* Begin DATASET CONTENT *
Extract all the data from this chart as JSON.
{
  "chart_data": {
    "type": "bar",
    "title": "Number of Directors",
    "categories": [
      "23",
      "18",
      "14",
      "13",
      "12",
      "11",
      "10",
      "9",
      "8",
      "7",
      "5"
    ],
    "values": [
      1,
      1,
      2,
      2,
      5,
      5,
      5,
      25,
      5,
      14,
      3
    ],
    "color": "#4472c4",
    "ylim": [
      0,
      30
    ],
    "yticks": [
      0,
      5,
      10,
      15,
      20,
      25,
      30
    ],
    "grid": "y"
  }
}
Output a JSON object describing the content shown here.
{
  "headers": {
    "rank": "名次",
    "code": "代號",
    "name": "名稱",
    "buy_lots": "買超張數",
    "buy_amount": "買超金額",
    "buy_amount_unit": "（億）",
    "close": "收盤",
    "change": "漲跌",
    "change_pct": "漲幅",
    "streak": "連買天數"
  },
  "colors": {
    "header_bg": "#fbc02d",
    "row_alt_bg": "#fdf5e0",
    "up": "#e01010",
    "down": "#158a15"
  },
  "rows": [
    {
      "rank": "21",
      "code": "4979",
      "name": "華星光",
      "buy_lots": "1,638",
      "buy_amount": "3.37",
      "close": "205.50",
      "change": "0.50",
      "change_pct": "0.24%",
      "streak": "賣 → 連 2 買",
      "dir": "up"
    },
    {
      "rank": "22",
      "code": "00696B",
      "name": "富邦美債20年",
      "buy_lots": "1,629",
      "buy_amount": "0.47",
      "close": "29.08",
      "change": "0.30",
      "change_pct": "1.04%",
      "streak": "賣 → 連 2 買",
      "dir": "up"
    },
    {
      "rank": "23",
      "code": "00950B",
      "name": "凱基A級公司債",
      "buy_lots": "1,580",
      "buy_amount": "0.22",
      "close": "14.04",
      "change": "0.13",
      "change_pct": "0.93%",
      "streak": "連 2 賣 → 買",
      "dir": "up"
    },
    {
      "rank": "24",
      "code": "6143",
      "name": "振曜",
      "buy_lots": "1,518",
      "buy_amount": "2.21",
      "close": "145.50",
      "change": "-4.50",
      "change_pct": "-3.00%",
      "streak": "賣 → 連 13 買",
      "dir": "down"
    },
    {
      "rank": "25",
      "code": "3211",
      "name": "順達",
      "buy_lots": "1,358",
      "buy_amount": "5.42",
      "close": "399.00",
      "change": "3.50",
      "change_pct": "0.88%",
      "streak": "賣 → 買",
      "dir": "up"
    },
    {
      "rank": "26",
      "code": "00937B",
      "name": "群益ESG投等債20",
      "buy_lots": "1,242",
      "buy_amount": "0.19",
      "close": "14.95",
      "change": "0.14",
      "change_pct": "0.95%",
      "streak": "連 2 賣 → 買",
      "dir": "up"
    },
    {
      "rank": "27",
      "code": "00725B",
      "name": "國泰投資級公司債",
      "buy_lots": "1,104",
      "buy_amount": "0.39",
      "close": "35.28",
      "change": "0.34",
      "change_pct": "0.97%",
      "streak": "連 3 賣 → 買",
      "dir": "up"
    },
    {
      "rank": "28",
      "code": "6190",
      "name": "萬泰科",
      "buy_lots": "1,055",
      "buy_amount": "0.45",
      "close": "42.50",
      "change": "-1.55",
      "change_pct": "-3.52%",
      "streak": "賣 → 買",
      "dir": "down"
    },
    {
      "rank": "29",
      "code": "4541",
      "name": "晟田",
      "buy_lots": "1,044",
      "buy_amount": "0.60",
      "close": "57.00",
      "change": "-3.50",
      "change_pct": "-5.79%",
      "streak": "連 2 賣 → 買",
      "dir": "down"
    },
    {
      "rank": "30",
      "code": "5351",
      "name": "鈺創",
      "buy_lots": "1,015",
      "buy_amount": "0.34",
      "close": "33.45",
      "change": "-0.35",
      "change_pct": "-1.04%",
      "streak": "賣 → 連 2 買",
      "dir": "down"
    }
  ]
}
* End DATASET CONTENT *
→ SHORT EXERCISE
Take the listing above and set it down exactly.

→ COMPLETED TASK
Extract all the data from this chart as JSON.
{
  "chart_data": {
    "type": "bar",
    "title": "Number of Directors",
    "categories": [
      "23",
      "18",
      "14",
      "13",
      "12",
      "11",
      "10",
      "9",
      "8",
      "7",
      "5"
    ],
    "values": [
      1,
      1,
      2,
      2,
      5,
      5,
      5,
      25,
      5,
      14,
      3
    ],
    "color": "#4472c4",
    "ylim": [
      0,
      30
    ],
    "yticks": [
      0,
      5,
      10,
      15,
      20,
      25,
      30
    ],
    "grid": "y"
  }
}
Output a JSON object describing the content shown here.
{
  "headers": {
    "rank": "名次",
    "code": "代號",
    "name": "名稱",
    "buy_lots": "買超張數",
    "buy_amount": "買超金額",
    "buy_amount_unit": "（億）",
    "close": "收盤",
    "change": "漲跌",
    "change_pct": "漲幅",
    "streak": "連買天數"
  },
  "colors": {
    "header_bg": "#fbc02d",
    "row_alt_bg": "#fdf5e0",
    "up": "#e01010",
    "down": "#158a15"
  },
  "rows": [
    {
      "rank": "21",
      "code": "4979",
      "name": "華星光",
      "buy_lots": "1,638",
      "buy_amount": "3.37",
      "close": "205.50",
      "change": "0.50",
      "change_pct": "0.24%",
      "streak": "賣 → 連 2 買",
      "dir": "up"
    },
    {
      "rank": "22",
      "code": "00696B",
      "name": "富邦美債20年",
      "buy_lots": "1,629",
      "buy_amount": "0.47",
      "close": "29.08",
      "change": "0.30",
      "change_pct": "1.04%",
      "streak": "賣 → 連 2 買",
      "dir": "up"
    },
    {
      "rank": "23",
      "code": "00950B",
      "name": "凱基A級公司債",
      "buy_lots": "1,580",
      "buy_amount": "0.22",
      "close": "14.04",
      "change": "0.13",
      "change_pct": "0.93%",
      "streak": "連 2 賣 → 買",
      "dir": "up"
    },
    {
      "rank": "24",
      "code": "6143",
      "name": "振曜",
      "buy_lots": "1,518",
      "buy_amount": "2.21",
      "close": "145.50",
      "change": "-4.50",
      "change_pct": "-3.00%",
      "streak": "賣 → 連 13 買",
      "dir": "down"
    },
    {
      "rank": "25",
      "code": "3211",
      "name": "順達",
      "buy_lots": "1,358",
      "buy_amount": "5.42",
      "close": "399.00",
      "change": "3.50",
      "change_pct": "0.88%",
      "streak": "賣 → 買",
      "dir": "up"
    },
    {
      "rank": "26",
      "code": "00937B",
      "name": "群益ESG投等債20",
      "buy_lots": "1,242",
      "buy_amount": "0.19",
      "close": "14.95",
      "change": "0.14",
      "change_pct": "0.95%",
      "streak": "連 2 賣 → 買",
      "dir": "up"
    },
    {
      "rank": "27",
      "code": "00725B",
      "name": "國泰投資級公司債",
      "buy_lots": "1,104",
      "buy_amount": "0.39",
      "close": "35.28",
      "change": "0.34",
      "change_pct": "0.97%",
      "streak": "連 3 賣 → 買",
      "dir": "up"
    },
    {
      "rank": "28",
      "code": "6190",
      "name": "萬泰科",
      "buy_lots": "1,055",
      "buy_amount": "0.45",
      "close": "42.50",
      "change": "-1.55",
      "change_pct": "-3.52%",
      "streak": "賣 → 買",
      "dir": "down"
    },
    {
      "rank": "29",
      "code": "4541",
      "name": "晟田",
      "buy_lots": "1,044",
      "buy_amount": "0.60",
      "close": "57.00",
      "change": "-3.50",
      "change_pct": "-5.79%",
      "streak": "連 2 賣 → 買",
      "dir": "down"
    },
    {
      "rank": "30",
      "code": "5351",
      "name": "鈺創",
      "buy_lots": "1,015",
      "buy_amount": "0.34",
      "close": "33.45",
      "change": "-0.35",
      "change_pct": "-1.04%",
      "streak": "賣 → 連 2 買",
      "dir": "down"
    }
  ]
}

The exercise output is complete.